Top of Source document

Image: Amber Fouts
On a dreary winter Monday evening, the inside of Aslan Tangletown exudes sunny warmth. Though typically the slowest night of the week, when restaurants just hope to cover the cost to stay open, crowds pack in as if it were a warm patio on a June Friday. The smartest tables sit by 5:45, allowing them to take advantage of both the restaurant’s classic happy hour—which includes $2 oysters—and the main event: girl dinner.
At nearly every table, pairs of mostly (but not all) women share the $40 special, which includes Aslan’s “Gem of a Caesar” salad, french fries, and a pair of martinis in that season’s rotating special. In spring, it’s the green elixir, with basil simple syrup; in winter the tinsel tini, with cold brew, coffee liqueur, and peppermint.
“We were suffering on Mondays,” says Layne Carter, the COO of Aslan. She and marketing manager Sadie Santiago put their heads together to find a way to drum up more business at the then-relatively-new Tangletown location. They landed on turning the TikTok trend of girl dinner—low-stress, solo snacks that require no cooking—into a restaurant special. “What is the perfect little snack, if it’s Monday, you get done working, you don’t want to make dinner, but you still want some kind of sustenance?”
Caesar salad, fries, and a crispy drink, they concluded. People clearly agree with them. “It honestly just exploded,” Carter says. They posted on Instagram in late October, and it went viral, but they still weren’t sure how that might translate into business. Fluently, it turns out. “People were committed to girl dinner,” says Carter. Suddenly, instead of wondering if the restaurant could break even on labor, they were adding staff to both the front and back of house.

Bottom of Source document
Top of Exercise data

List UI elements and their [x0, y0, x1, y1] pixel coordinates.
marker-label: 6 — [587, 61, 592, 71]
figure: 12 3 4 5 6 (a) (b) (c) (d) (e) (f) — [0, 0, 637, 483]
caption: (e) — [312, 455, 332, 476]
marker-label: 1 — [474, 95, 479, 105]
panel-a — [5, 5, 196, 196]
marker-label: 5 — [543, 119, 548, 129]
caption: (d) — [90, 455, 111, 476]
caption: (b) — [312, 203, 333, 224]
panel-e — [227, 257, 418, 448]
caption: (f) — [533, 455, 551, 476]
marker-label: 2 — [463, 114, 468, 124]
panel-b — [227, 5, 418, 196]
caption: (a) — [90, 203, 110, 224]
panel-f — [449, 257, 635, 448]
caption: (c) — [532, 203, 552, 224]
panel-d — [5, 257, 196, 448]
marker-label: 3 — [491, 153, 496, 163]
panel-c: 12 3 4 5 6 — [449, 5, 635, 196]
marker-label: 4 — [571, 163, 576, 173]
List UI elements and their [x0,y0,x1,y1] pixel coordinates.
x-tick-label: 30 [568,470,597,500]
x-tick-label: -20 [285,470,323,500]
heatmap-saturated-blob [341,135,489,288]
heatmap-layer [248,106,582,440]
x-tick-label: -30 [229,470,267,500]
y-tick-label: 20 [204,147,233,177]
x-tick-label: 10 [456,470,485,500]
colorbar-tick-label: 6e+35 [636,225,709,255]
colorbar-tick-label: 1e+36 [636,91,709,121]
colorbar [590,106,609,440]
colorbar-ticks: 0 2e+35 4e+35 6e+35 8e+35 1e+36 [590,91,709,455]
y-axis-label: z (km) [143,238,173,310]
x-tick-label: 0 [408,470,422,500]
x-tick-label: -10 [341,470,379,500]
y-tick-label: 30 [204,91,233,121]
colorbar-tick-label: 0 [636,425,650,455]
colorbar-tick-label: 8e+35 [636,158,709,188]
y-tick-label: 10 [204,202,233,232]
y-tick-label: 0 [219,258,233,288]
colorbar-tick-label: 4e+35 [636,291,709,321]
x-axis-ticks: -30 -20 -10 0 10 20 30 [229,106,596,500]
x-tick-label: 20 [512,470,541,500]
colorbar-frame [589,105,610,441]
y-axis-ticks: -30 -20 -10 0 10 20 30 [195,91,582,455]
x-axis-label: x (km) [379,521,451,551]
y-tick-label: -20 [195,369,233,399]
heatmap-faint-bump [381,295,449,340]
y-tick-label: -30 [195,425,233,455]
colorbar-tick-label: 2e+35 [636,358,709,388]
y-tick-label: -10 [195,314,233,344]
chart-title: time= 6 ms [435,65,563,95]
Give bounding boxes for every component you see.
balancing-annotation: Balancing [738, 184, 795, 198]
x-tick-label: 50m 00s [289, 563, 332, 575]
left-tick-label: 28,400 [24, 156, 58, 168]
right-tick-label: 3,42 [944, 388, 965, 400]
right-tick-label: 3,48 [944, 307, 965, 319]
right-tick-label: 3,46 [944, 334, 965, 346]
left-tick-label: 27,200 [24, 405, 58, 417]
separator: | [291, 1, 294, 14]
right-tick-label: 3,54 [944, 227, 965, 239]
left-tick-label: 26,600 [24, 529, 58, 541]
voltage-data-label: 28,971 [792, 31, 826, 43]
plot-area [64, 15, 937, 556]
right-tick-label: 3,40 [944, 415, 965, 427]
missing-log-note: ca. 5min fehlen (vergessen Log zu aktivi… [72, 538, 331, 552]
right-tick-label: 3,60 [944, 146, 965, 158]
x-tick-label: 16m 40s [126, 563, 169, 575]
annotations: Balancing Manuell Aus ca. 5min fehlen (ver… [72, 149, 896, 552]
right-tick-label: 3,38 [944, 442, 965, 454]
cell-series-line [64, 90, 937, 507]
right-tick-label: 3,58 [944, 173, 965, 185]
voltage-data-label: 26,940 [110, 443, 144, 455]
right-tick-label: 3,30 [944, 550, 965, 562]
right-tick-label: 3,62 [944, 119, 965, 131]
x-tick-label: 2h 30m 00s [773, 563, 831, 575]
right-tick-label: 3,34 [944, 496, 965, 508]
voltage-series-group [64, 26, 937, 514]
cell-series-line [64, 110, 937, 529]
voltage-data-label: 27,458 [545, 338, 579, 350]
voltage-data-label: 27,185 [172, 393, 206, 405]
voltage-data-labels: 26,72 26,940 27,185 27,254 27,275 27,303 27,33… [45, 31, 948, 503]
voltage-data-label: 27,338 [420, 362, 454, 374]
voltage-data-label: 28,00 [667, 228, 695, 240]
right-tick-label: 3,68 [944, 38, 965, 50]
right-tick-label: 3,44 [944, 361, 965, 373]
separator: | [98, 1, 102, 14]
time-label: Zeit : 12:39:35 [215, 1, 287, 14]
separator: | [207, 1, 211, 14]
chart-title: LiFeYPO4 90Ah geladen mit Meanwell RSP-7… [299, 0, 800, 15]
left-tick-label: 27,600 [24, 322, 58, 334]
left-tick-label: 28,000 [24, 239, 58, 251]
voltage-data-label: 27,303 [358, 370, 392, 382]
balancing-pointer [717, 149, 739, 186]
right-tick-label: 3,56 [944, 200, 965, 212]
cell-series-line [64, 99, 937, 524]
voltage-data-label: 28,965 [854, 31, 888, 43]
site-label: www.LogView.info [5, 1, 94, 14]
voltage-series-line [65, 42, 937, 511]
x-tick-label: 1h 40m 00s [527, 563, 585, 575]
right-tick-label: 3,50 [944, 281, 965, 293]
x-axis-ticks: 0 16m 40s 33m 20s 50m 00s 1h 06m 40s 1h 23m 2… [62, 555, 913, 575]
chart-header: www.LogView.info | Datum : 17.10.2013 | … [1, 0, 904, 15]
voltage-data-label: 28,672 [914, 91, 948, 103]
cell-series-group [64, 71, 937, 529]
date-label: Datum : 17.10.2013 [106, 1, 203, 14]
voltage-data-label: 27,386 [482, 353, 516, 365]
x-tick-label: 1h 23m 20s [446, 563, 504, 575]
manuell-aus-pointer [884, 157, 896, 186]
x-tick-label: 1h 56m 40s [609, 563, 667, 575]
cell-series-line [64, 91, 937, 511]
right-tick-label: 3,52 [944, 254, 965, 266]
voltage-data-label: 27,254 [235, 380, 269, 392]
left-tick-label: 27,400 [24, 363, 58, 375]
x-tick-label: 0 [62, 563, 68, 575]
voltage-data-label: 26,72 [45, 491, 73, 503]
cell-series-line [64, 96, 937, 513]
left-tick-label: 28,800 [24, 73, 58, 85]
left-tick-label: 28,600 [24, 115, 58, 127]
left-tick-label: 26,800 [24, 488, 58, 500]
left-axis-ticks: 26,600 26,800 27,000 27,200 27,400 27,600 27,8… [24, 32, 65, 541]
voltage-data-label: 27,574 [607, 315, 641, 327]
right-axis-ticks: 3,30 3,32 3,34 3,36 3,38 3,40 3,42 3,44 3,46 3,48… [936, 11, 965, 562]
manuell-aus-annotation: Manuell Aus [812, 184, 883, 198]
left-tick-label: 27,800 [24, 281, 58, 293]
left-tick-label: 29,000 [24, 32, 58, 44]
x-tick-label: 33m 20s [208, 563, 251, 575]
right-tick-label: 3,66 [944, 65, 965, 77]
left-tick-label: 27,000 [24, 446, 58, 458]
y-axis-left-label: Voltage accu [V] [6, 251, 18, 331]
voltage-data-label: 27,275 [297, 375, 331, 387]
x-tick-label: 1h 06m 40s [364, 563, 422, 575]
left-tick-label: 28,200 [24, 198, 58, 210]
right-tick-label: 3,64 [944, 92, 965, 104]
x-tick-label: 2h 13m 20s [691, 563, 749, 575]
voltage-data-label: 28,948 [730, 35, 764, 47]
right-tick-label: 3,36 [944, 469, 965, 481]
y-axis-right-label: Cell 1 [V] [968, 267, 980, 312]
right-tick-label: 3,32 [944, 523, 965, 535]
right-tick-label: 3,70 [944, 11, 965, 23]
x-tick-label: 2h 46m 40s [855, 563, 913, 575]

Bottom of Exercise data

**What to work on**
(a) According to the article about Aslan's girl dinner, what does the $40 special include? List each item.
(b) Write a continuation of the article about Aslan's girl dinner special, starting after its final sentence.

**Per-task answers**
(a)
- Aslan's "Gem of a Caesar" salad
- French fries
- A pair of martinis in that season's rotating special

(b)
Image: Amber Fouts
The deal turned Monday nights around for Aslan Tangletown, going from so dead they considered closing that night to consistently packed. (Many restaurants do close that night, including Aslan’s Fremont location.) It’s not just the power of saving money—though it helps—but a deal uniquely suited for bringing people out on a night most prefer to stay in, and doing so in a way germane and essential to the restaurant’s core. It’s a tactic that long-running local restaurants Artusi and Café Lago have employed for eight and 13 years, respectively.
“For the most part, it makes sense to be open more than less, for a bunch of different reasons,” says Stuart Lane, the chef at Artusi. The kitchen staff works four-day weeks (10-hour shifts), and opening every day allows for just the right amount of overlap to give everyone consistent schedules. “At first it was like, we’re scared that there wouldn’t be enough business to go around,” he says. But, instituting a pasta deal in the Capitol Hill restaurant, they found the opposite. “It just kept going up and up and up,” and Mondays quickly surpassed Tuesdays, Wednesdays, and Thursdays.
“People can count on us being open,” says Carla Leonardi, the owner of Café Lago in Montlake. She really didn’t want to close on Mondays, and it didn’t seem fair to cut staff. Still, when Groupon approached her in 2013 about offering a discount, she recoiled. “Why should this corporation profit from me discounting food?” thought Leondardi. She could do that herself. The cost of the ingredients for her pizzas was pretty low at the time, so she began offering them for $10 on Monday nights—low enough to lure folks in during the lull, but enough to make it worth opening. The price has gone up to $15, while the pizzas cost between $21 and $27, normally.

Image: Courtesy Jack Davidson/Cafe Lago
It works because it works: The average table spends less than on other nights, but the volume of customers makes up for it. “It has to be busy,” says Leondardi—and it is: Reservations have become basically mandatory, and it stays packed year-round.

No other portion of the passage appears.